Data records:

* start *

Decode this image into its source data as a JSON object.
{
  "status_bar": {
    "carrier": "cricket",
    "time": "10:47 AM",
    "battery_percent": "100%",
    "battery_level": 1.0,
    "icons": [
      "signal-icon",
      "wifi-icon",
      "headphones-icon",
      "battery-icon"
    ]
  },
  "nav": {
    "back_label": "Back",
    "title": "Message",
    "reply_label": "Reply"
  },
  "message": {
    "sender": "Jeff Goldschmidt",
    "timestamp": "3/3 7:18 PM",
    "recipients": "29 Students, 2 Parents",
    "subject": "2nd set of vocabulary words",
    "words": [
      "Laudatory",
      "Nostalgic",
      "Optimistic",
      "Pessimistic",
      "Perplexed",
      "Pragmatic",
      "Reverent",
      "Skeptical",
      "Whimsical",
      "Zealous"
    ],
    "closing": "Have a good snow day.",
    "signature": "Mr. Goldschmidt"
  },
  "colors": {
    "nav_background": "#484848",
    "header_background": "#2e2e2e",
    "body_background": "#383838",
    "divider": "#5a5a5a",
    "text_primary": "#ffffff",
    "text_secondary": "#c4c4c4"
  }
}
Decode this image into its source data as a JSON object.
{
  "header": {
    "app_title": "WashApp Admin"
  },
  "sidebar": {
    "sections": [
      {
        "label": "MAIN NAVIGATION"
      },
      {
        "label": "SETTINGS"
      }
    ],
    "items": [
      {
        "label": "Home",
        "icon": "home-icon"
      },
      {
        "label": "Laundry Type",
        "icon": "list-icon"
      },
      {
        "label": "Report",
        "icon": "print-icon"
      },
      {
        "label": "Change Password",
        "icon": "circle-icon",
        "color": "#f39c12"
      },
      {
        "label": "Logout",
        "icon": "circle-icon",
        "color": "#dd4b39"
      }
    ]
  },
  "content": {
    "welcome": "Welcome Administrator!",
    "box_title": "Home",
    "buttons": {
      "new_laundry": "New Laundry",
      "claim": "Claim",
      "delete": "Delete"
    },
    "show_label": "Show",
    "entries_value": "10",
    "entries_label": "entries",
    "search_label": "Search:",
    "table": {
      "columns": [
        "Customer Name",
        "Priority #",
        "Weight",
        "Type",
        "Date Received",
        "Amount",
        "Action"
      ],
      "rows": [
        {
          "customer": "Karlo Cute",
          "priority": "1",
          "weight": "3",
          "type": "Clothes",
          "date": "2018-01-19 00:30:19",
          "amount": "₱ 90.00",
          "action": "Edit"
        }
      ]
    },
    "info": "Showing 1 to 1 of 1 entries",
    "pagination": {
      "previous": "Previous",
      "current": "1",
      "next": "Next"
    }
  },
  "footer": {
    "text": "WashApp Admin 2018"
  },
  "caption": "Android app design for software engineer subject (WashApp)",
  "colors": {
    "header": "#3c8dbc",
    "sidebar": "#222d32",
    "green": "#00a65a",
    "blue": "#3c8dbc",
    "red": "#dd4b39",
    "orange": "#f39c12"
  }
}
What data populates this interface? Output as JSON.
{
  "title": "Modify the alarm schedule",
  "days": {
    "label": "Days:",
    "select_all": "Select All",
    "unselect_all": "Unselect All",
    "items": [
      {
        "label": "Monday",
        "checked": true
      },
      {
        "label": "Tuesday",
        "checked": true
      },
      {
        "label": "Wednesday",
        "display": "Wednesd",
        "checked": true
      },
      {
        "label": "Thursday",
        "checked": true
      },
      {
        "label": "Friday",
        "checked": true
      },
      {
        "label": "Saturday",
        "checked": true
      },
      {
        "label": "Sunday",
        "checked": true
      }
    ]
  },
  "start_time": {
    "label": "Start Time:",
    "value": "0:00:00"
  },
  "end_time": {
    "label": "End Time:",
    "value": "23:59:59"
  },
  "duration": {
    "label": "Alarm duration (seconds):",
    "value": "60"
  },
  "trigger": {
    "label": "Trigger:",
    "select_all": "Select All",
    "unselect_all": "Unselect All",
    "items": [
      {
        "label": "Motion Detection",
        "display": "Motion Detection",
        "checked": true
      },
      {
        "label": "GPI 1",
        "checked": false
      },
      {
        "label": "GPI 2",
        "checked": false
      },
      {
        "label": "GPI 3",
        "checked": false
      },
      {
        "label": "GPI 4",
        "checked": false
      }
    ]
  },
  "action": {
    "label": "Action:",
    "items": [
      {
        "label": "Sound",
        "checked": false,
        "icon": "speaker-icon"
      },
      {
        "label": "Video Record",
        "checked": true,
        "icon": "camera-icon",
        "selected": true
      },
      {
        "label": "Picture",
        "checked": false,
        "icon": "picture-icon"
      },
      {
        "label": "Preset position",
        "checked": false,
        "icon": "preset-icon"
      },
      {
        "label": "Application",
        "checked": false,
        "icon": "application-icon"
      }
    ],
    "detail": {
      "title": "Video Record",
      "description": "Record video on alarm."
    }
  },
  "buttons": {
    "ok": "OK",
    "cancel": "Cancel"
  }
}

* end *

Copy out all the entries shown above, character for character.

Decode this image into its source data as a JSON object.
{
  "status_bar": {
    "carrier": "cricket",
    "time": "10:47 AM",
    "battery_percent": "100%",
    "battery_level": 1.0,
    "icons": [
      "signal-icon",
      "wifi-icon",
      "headphones-icon",
      "battery-icon"
    ]
  },
  "nav": {
    "back_label": "Back",
    "title": "Message",
    "reply_label": "Reply"
  },
  "message": {
    "sender": "Jeff Goldschmidt",
    "timestamp": "3/3 7:18 PM",
    "recipients": "29 Students, 2 Parents",
    "subject": "2nd set of vocabulary words",
    "words": [
      "Laudatory",
      "Nostalgic",
      "Optimistic",
      "Pessimistic",
      "Perplexed",
      "Pragmatic",
      "Reverent",
      "Skeptical",
      "Whimsical",
      "Zealous"
    ],
    "closing": "Have a good snow day.",
    "signature": "Mr. Goldschmidt"
  },
  "colors": {
    "nav_background": "#484848",
    "header_background": "#2e2e2e",
    "body_background": "#383838",
    "divider": "#5a5a5a",
    "text_primary": "#ffffff",
    "text_secondary": "#c4c4c4"
  }
}
Decode this image into its source data as a JSON object.
{
  "header": {
    "app_title": "WashApp Admin"
  },
  "sidebar": {
    "sections": [
      {
        "label": "MAIN NAVIGATION"
      },
      {
        "label": "SETTINGS"
      }
    ],
    "items": [
      {
        "label": "Home",
        "icon": "home-icon"
      },
      {
        "label": "Laundry Type",
        "icon": "list-icon"
      },
      {
        "label": "Report",
        "icon": "print-icon"
      },
      {
        "label": "Change Password",
        "icon": "circle-icon",
        "color": "#f39c12"
      },
      {
        "label": "Logout",
        "icon": "circle-icon",
        "color": "#dd4b39"
      }
    ]
  },
  "content": {
    "welcome": "Welcome Administrator!",
    "box_title": "Home",
    "buttons": {
      "new_laundry": "New Laundry",
      "claim": "Claim",
      "delete": "Delete"
    },
    "show_label": "Show",
    "entries_value": "10",
    "entries_label": "entries",
    "search_label": "Search:",
    "table": {
      "columns": [
        "Customer Name",
        "Priority #",
        "Weight",
        "Type",
        "Date Received",
        "Amount",
        "Action"
      ],
      "rows": [
        {
          "customer": "Karlo Cute",
          "priority": "1",
          "weight": "3",
          "type": "Clothes",
          "date": "2018-01-19 00:30:19",
          "amount": "₱ 90.00",
          "action": "Edit"
        }
      ]
    },
    "info": "Showing 1 to 1 of 1 entries",
    "pagination": {
      "previous": "Previous",
      "current": "1",
      "next": "Next"
    }
  },
  "footer": {
    "text": "WashApp Admin 2018"
  },
  "caption": "Android app design for software engineer subject (WashApp)",
  "colors": {
    "header": "#3c8dbc",
    "sidebar": "#222d32",
    "green": "#00a65a",
    "blue": "#3c8dbc",
    "red": "#dd4b39",
    "orange": "#f39c12"
  }
}
What data populates this interface? Output as JSON.
{
  "title": "Modify the alarm schedule",
  "days": {
    "label": "Days:",
    "select_all": "Select All",
    "unselect_all": "Unselect All",
    "items": [
      {
        "label": "Monday",
        "checked": true
      },
      {
        "label": "Tuesday",
        "checked": true
      },
      {
        "label": "Wednesday",
        "display": "Wednesd",
        "checked": true
      },
      {
        "label": "Thursday",
        "checked": true
      },
      {
        "label": "Friday",
        "checked": true
      },
      {
        "label": "Saturday",
        "checked": true
      },
      {
        "label": "Sunday",
        "checked": true
      }
    ]
  },
  "start_time": {
    "label": "Start Time:",
    "value": "0:00:00"
  },
  "end_time": {
    "label": "End Time:",
    "value": "23:59:59"
  },
  "duration": {
    "label": "Alarm duration (seconds):",
    "value": "60"
  },
  "trigger": {
    "label": "Trigger:",
    "select_all": "Select All",
    "unselect_all": "Unselect All",
    "items": [
      {
        "label": "Motion Detection",
        "display": "Motion Detection",
        "checked": true
      },
      {
        "label": "GPI 1",
        "checked": false
      },
      {
        "label": "GPI 2",
        "checked": false
      },
      {
        "label": "GPI 3",
        "checked": false
      },
      {
        "label": "GPI 4",
        "checked": false
      }
    ]
  },
  "action": {
    "label": "Action:",
    "items": [
      {
        "label": "Sound",
        "checked": false,
        "icon": "speaker-icon"
      },
      {
        "label": "Video Record",
        "checked": true,
        "icon": "camera-icon",
        "selected": true
      },
      {
        "label": "Picture",
        "checked": false,
        "icon": "picture-icon"
      },
      {
        "label": "Preset position",
        "checked": false,
        "icon": "preset-icon"
      },
      {
        "label": "Application",
        "checked": false,
        "icon": "application-icon"
      }
    ],
    "detail": {
      "title": "Video Record",
      "description": "Record video on alarm."
    }
  },
  "buttons": {
    "ok": "OK",
    "cancel": "Cancel"
  }
}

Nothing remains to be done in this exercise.